### STORED RECORDS

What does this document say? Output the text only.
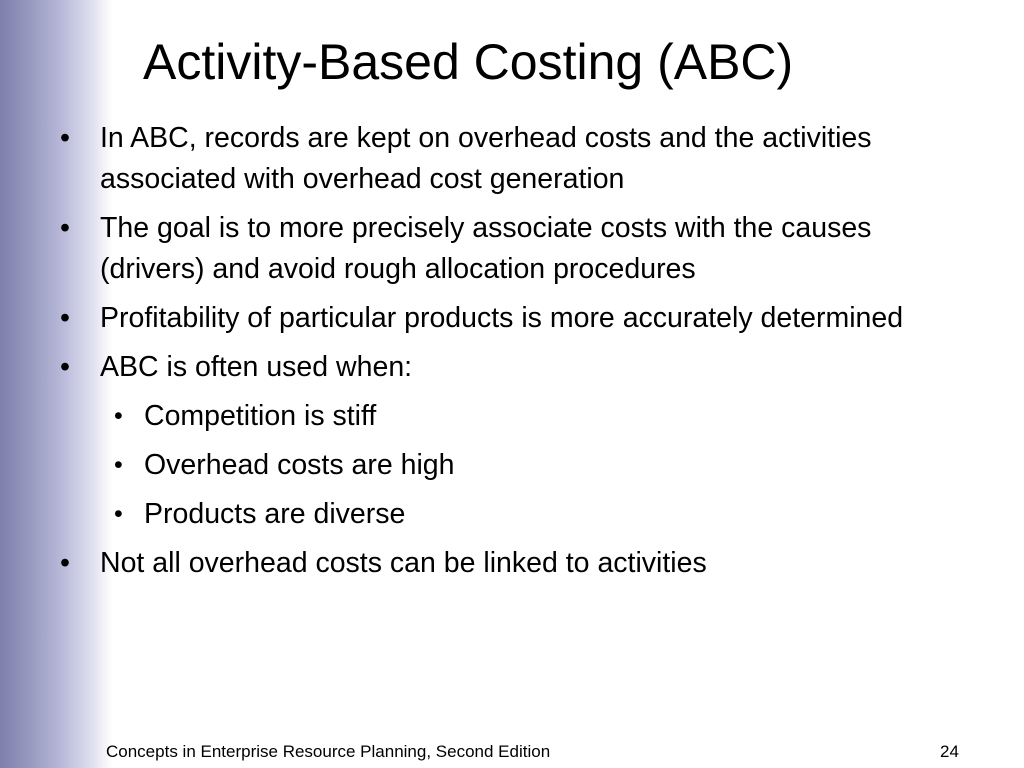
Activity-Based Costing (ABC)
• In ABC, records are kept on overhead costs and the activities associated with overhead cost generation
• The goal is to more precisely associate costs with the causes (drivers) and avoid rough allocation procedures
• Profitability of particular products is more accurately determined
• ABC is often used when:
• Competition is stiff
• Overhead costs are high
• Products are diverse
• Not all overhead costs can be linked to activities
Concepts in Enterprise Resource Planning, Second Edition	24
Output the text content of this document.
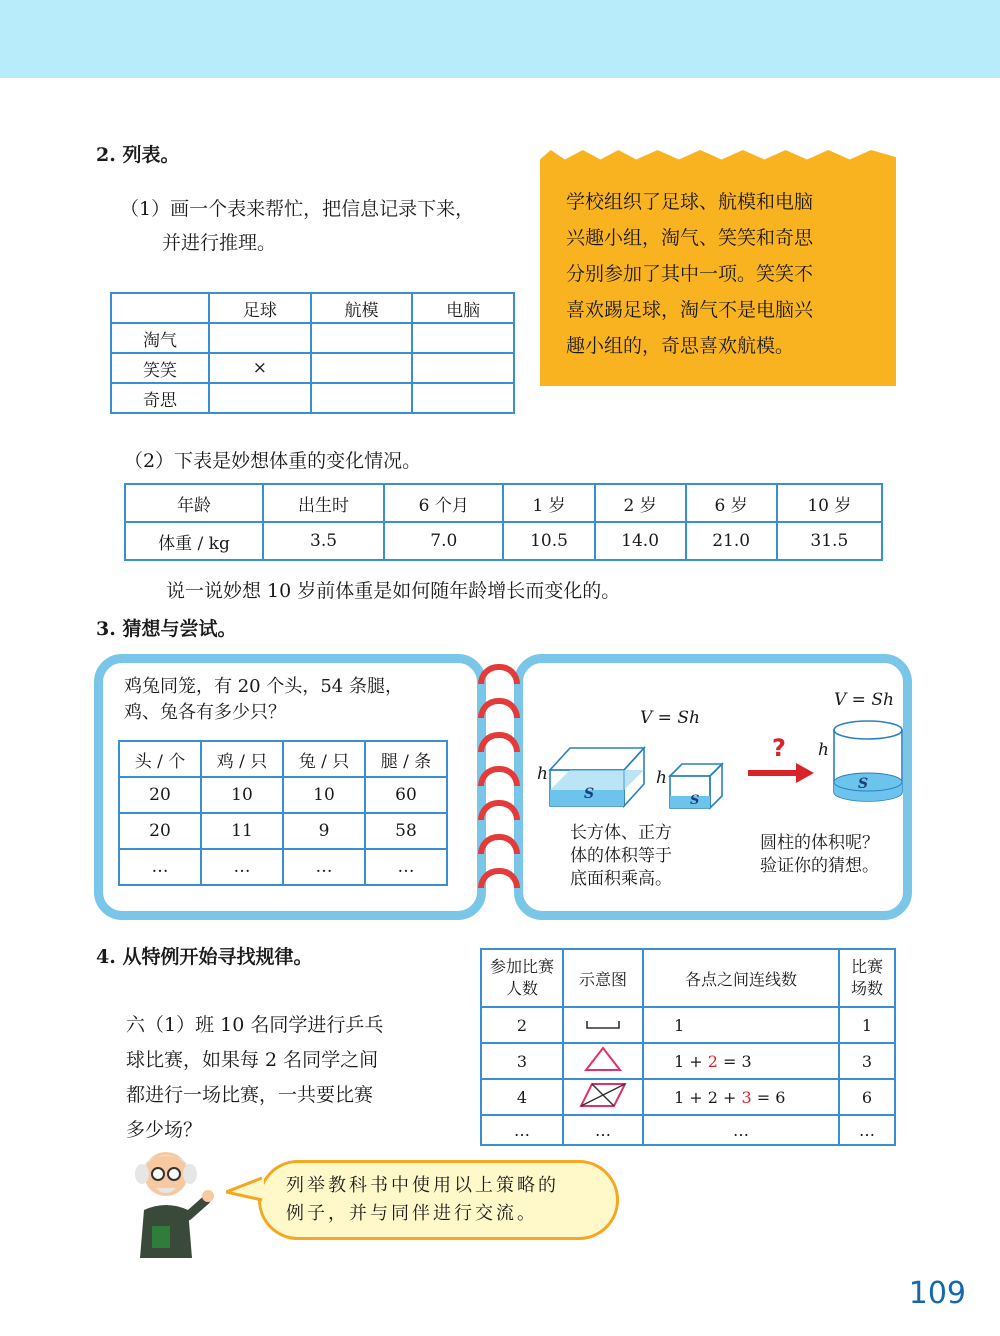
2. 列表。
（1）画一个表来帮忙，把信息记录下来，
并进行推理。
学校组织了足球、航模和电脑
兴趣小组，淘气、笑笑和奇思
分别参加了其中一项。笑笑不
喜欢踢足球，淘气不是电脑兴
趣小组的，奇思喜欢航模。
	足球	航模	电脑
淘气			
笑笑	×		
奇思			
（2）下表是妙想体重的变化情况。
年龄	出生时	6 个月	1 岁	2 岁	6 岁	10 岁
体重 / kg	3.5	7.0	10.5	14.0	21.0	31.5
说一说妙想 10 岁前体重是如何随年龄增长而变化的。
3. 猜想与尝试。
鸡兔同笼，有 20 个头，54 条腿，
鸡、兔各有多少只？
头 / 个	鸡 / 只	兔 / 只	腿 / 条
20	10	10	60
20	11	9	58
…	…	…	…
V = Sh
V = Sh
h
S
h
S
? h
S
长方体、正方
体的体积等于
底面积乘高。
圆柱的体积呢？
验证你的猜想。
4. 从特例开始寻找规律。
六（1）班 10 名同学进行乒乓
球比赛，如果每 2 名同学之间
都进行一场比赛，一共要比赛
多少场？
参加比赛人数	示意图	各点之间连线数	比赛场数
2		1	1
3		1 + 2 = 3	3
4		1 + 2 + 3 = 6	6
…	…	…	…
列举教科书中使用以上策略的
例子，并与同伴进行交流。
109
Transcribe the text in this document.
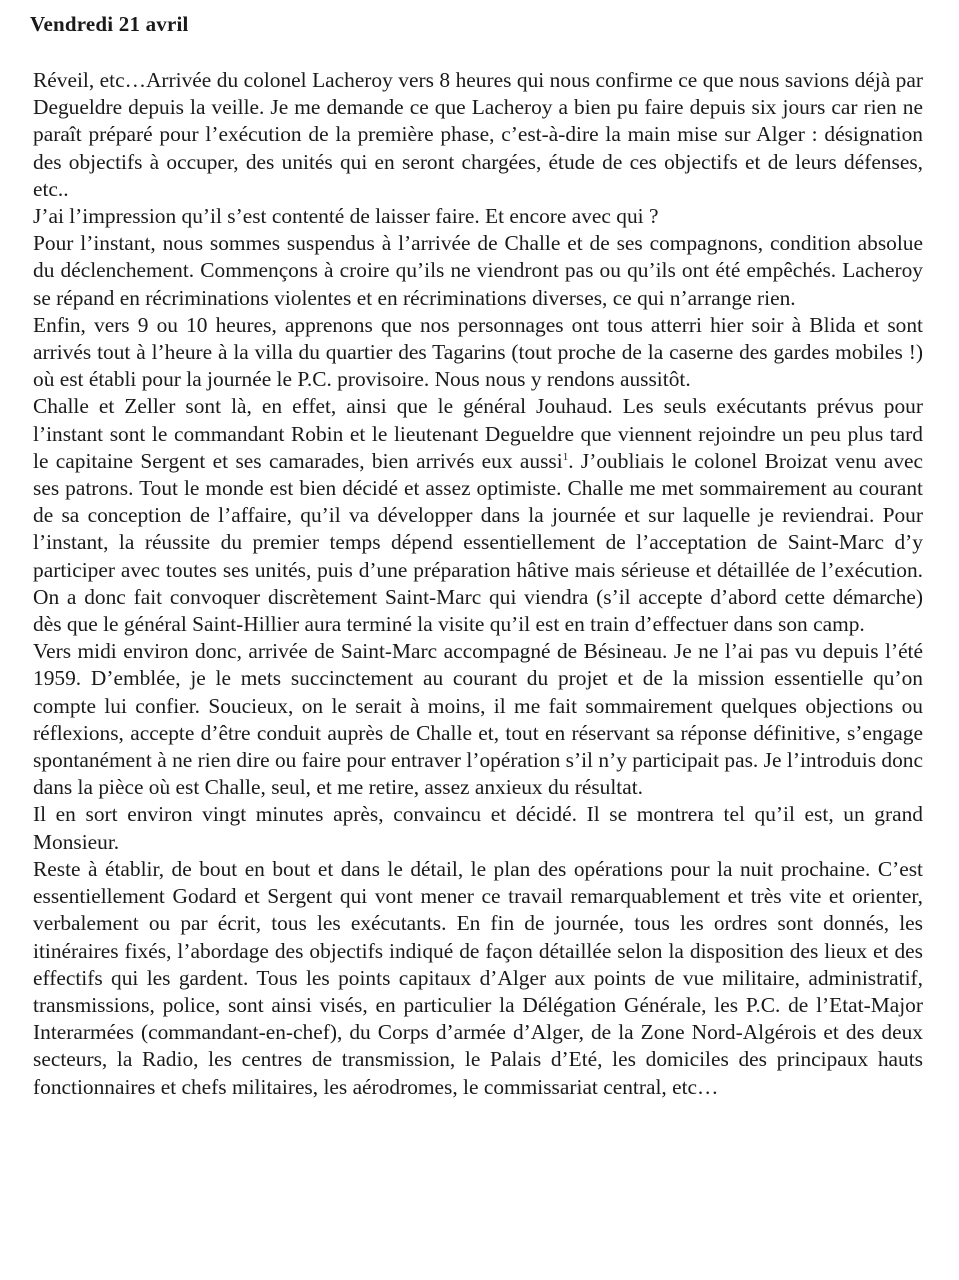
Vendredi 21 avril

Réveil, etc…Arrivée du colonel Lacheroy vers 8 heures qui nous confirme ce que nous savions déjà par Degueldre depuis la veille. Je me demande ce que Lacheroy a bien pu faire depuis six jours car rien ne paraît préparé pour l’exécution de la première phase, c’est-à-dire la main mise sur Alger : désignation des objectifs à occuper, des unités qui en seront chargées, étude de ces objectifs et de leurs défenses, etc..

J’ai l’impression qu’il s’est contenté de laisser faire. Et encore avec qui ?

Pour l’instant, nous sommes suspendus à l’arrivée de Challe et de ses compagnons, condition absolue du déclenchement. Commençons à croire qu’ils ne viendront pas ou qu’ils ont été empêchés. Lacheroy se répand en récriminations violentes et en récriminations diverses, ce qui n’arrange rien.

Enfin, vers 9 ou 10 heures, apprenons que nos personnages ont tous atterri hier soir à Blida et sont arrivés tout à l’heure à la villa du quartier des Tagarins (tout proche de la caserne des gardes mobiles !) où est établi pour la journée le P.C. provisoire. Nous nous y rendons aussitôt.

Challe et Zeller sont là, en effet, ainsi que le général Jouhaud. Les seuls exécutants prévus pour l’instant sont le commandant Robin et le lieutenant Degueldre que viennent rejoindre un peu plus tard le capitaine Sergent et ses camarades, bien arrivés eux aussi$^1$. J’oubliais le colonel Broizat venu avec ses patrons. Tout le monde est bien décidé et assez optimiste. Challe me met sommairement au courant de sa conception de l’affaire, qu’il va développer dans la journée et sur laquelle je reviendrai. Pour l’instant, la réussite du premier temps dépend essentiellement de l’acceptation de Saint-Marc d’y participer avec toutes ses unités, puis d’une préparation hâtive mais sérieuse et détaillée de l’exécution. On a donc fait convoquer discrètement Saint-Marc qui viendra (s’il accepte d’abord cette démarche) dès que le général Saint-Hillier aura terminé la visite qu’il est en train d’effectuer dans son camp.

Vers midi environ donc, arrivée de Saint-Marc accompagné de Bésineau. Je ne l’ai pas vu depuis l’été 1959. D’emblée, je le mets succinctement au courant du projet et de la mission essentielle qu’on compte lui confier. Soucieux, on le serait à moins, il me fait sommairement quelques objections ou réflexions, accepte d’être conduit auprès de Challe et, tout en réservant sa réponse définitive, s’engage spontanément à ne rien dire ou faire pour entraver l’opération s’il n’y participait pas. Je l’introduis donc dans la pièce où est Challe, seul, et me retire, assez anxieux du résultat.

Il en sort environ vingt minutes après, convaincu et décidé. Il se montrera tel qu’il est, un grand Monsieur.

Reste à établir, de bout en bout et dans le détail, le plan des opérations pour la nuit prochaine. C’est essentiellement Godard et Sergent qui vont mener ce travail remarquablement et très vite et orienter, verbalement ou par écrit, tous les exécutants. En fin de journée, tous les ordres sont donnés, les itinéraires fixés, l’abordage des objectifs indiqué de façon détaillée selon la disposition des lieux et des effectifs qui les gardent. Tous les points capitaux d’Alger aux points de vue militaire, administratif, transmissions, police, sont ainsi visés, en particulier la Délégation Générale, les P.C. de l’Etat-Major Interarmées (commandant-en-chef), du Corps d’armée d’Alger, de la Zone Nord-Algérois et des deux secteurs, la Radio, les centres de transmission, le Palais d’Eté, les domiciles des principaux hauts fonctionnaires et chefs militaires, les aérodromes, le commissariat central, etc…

######

• **PROBLEM TO SOLVE**: Looking at the records above, work out how many lines include the string "text". Give the number and nothing else.

• **RESPONSE TO THIS TASK**: 3